[Data records]

___

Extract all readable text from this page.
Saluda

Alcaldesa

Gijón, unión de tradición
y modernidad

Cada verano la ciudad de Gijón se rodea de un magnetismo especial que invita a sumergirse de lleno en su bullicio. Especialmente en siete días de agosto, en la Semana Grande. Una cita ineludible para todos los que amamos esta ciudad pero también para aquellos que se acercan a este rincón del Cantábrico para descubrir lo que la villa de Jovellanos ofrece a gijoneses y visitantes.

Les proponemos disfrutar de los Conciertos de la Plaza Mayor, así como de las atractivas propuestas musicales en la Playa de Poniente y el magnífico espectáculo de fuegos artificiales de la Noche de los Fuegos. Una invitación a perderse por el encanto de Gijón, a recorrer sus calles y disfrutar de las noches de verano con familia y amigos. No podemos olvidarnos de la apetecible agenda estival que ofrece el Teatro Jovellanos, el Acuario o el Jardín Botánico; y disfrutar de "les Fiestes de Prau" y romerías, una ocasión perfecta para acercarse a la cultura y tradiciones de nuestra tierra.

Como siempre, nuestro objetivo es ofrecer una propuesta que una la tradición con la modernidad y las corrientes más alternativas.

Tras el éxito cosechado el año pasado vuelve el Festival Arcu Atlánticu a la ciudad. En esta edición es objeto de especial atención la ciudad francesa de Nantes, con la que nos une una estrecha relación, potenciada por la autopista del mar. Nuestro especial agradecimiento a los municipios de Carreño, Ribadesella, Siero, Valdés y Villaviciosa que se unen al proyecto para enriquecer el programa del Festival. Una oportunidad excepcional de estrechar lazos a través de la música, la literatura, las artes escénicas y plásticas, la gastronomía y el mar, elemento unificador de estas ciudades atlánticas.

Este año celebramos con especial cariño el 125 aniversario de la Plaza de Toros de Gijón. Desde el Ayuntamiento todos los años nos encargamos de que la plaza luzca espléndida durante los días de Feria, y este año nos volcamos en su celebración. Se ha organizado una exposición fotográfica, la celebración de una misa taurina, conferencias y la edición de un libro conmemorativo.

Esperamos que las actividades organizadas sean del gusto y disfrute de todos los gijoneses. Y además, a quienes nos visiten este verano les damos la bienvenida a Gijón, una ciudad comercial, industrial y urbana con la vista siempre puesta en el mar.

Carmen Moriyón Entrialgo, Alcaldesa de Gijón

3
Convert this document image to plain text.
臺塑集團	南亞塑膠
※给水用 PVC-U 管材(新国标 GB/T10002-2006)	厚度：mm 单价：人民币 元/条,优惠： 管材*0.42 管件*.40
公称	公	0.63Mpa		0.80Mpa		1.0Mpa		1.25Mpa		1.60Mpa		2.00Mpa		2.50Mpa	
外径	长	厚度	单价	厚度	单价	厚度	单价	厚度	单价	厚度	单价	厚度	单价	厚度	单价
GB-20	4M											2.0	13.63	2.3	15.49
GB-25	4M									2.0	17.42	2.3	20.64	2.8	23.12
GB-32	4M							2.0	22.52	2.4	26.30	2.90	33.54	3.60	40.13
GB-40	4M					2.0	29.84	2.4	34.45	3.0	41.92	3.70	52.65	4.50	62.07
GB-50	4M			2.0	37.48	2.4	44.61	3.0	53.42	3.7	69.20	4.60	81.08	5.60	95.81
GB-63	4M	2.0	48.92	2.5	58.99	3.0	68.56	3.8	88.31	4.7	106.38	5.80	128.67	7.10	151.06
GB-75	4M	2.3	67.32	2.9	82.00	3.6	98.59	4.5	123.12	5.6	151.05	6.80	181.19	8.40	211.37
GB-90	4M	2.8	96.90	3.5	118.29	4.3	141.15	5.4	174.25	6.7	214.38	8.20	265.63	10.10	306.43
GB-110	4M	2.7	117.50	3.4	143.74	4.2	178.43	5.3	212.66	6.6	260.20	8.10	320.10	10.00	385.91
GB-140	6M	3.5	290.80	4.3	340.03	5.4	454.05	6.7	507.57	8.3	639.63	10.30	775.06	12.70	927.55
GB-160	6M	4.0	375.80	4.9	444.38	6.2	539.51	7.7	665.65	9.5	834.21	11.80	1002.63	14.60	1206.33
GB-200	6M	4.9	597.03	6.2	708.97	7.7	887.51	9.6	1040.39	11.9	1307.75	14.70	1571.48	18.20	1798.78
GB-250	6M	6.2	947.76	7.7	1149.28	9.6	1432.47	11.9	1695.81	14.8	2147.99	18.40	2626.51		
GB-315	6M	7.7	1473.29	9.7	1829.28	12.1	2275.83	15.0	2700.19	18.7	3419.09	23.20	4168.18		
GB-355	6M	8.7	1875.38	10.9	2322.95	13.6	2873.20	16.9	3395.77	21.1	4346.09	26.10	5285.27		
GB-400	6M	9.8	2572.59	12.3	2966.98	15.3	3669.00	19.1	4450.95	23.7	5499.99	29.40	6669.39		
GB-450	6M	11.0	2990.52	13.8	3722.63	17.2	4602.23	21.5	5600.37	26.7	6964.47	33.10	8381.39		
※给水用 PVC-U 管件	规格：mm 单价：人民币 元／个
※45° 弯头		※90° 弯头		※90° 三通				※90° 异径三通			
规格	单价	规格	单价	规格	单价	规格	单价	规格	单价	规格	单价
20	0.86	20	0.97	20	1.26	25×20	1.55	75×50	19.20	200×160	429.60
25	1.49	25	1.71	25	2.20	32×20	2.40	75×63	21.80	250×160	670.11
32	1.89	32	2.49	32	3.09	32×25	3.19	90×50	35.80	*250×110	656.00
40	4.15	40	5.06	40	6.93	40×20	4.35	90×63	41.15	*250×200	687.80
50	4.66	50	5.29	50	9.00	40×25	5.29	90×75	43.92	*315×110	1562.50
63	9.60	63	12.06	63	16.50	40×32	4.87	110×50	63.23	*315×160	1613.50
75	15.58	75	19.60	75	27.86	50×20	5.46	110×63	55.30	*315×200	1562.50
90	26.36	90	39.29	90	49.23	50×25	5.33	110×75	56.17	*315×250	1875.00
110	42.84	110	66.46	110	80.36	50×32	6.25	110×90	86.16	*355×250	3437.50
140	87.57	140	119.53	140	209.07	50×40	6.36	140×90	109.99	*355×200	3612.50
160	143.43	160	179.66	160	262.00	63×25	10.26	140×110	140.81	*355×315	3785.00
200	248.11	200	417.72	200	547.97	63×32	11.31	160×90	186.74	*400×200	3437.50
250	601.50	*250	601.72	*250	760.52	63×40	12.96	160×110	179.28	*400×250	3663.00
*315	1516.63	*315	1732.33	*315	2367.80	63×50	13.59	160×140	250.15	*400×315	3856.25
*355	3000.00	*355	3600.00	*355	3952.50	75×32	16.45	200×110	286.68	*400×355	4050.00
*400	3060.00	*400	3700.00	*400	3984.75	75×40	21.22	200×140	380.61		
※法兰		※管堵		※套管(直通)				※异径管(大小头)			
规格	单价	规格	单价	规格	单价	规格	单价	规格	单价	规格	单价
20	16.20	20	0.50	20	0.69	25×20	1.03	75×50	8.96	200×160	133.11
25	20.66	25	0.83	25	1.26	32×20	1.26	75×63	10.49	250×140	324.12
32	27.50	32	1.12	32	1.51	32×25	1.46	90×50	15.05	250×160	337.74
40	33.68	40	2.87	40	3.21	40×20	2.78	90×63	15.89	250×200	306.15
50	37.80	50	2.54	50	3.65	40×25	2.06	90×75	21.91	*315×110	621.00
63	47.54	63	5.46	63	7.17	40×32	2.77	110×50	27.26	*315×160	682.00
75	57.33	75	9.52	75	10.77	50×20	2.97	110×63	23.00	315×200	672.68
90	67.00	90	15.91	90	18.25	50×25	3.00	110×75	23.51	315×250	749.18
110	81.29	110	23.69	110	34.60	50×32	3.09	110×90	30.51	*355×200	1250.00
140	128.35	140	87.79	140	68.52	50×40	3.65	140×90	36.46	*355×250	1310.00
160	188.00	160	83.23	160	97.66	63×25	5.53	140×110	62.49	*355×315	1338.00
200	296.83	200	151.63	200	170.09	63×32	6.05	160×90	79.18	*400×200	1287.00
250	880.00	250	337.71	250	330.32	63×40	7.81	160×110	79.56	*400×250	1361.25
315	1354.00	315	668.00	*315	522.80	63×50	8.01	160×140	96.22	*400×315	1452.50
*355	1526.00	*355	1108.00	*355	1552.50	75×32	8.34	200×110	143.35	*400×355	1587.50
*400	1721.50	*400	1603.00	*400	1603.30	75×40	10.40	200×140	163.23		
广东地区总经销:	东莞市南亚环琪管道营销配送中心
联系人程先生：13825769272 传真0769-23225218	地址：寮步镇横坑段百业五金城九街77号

___

**YOUR OBJECTIVE:**
Whenever "gijoneses" turns up in a line, pick that line out.

**RESPONSE FOR THIS EXERCISE:**
Cada verano la ciudad de Gijón se rodea de un magnetismo especial que invita a sumergirse de lleno en su bullicio. Especialmente en siete días de agosto, en la Semana Grande. Una cita ineludible para todos los que amamos esta ciudad pero también para aquellos que se acercan a este rincón del Cantábrico para descubrir lo que la villa de Jovellanos ofrece a gijoneses y visitantes.
Esperamos que las actividades organizadas sean del gusto y disfrute de todos los gijoneses. Y además, a quienes nos visiten este verano les damos la bienvenida a Gijón, una ciudad comercial, industrial y urbana con la vista siempre puesta en el mar.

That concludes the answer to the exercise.